ЗАДАНИЯ:
1 – Какой орден, согласно отрывку, Чжан вручил каждому русскому офицеру 10 декабря 1926 года?
2 – Верните дословно фрагмент отрывка, начиная со слов «В составе 1-й» и заканчивая словами «стал Константин Нечаев.».

В составе 1-й Мукденской армии, которую возглавлял командующий войсками «милитаристов» Чжан Цзунчан, создавалась 1-я Отдельная Бригада из русских эмигрантов-добровольцев, её численность временами превышала две тысячи штыков. Командиром этого иностранного легиона стал Константин Нечаев.

После первого же победного боя Маршал Чжан собственноручно нацепил на плечи Нечаеву китайские генеральские погоны. Воевали умело. Легко побеждали китайцев. Продвигались на юг. Захватили Пекин. И 10 декабря 1926 года Чжан наградил русских офицеров – назвал их «горсткой русских храбрецов» и вручил каждому храбрецу-офицеру по Ордену Тучного Колоса.

Поручик Николай Онучин – кавалер Ордена Тучного Колоса. Очень высокая награда в тогдашней китайской армии. Николай Григорьевич этим орденом по праву гордился.

О Нечаеве и о его бригаде очень зло написал в 1925 году тогдашний Нарком иностранных дел СССР Георгий Чичерин: «Эти кондотьеры безнаказанно разгуливают по Китаю и, пользуясь своей высокой военной квалификацией, одерживают победы». «Кондотьеры» в переводе с чичеринского и итальянского – это предводители наёмных отрядов.

Наёмники имели понятное желание заработать. Они зачислялись в Отдельную «Нечаевскую» Русскую бригаду на денежное, приварочное и провиантское довольствие. Денежное довольствие очень приличное, для рядовых чуть ли не по 10 долларов в день. А для поручиков – все пятьдесят. Атаковали, стреляли и спасались в окопах не столько за идею. Или вообще не за неё.

Итак, генерал Нечаев воевал на стороне «милитаристов». А у так называемых «коммунистов» главным военным советником Чан Кайши оказался некий Зой Галин – такой псевдоним выбрал себе Василий Блюхер; руководство СССР в этой совсем чужой китайской гражданской войне поддерживало «коммунистов». Помогало советниками, оружием и даже поставило армии Чан Кайши самолёты. Вот так!

ИСХОДНЫЕ ДАННЫЕ:

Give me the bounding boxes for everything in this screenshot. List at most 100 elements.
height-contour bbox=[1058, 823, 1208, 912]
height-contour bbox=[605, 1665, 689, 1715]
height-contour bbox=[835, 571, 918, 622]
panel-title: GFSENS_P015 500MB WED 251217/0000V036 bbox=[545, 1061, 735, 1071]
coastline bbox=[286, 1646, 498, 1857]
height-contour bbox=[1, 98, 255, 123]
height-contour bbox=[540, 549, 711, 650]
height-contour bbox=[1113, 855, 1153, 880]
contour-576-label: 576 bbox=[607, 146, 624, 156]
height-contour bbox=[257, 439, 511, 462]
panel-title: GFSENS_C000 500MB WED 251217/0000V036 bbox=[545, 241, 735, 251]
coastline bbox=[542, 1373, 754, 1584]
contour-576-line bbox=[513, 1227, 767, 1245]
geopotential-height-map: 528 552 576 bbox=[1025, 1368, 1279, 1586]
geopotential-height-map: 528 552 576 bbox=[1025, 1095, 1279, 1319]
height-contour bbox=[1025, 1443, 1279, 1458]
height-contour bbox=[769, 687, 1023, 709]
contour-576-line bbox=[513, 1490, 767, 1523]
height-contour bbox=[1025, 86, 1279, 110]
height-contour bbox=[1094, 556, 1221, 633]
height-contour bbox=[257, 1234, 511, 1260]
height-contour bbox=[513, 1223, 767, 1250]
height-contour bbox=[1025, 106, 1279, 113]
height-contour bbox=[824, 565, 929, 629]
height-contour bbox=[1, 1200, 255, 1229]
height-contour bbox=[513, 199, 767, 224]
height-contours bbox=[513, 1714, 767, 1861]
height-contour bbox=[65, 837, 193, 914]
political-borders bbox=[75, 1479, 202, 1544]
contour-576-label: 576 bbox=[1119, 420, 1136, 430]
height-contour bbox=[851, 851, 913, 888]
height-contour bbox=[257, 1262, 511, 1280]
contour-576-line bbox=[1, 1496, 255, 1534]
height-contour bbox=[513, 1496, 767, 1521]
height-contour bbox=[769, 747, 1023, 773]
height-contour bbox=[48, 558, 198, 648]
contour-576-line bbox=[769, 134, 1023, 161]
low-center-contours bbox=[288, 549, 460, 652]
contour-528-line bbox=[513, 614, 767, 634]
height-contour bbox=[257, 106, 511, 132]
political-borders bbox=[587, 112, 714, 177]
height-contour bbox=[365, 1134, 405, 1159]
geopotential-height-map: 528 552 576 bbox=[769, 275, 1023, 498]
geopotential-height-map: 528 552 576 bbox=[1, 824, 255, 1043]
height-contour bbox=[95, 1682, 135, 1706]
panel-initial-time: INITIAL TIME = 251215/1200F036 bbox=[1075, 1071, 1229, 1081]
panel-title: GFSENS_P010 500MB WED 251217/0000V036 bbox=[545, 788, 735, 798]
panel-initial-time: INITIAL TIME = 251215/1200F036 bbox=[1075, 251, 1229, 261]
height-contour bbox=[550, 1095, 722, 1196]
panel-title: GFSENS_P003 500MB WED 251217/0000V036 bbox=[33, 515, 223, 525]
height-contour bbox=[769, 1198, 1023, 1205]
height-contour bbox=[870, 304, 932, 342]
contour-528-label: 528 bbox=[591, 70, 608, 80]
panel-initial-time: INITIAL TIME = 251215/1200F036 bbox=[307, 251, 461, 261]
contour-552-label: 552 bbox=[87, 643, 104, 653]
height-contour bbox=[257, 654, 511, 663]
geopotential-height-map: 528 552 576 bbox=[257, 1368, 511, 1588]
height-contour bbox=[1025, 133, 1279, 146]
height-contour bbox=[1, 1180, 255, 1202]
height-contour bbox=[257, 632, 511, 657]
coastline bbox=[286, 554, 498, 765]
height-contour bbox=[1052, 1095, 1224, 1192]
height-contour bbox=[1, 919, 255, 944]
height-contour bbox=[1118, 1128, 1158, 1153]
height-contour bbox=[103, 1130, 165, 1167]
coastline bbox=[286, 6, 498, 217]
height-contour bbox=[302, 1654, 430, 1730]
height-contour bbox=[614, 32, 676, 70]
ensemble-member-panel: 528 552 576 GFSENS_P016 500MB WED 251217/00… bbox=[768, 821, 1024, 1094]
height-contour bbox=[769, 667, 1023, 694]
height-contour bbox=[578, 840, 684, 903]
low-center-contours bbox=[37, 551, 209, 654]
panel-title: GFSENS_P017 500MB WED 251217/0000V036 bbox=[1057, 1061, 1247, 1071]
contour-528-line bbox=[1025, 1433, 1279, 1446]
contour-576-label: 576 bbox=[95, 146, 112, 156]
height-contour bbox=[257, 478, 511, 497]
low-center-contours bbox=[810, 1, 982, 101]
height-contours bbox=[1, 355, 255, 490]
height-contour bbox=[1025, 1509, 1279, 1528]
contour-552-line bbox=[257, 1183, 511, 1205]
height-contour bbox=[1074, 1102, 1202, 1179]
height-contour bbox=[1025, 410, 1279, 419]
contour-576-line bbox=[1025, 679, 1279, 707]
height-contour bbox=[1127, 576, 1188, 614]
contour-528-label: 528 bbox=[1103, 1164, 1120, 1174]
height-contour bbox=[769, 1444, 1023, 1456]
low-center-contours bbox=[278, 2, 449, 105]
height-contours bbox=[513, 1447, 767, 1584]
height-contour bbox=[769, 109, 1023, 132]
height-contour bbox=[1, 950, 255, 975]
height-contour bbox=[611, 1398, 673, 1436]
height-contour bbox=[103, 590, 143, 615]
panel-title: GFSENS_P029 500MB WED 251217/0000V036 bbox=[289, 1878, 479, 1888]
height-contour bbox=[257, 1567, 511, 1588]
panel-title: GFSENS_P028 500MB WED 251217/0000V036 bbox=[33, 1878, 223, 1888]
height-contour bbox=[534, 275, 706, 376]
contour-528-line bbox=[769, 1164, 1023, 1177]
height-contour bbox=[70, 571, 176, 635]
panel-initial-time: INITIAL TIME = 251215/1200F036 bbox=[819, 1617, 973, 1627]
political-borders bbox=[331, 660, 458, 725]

ОЖИДАЕМЫЕ ОТВЕТЫ:
1 – Орден Тучного Колоса.

2 –
В составе 1-й Мукденской армии, которую возглавлял командующий войсками «милитаристов» Чжан Цзунчан, создавалась 1-я Отдельная Бригада из русских эмигрантов-добровольцев, её численность временами превышала две тысячи штыков. Командиром этого иностранного легиона стал Константин Нечаев.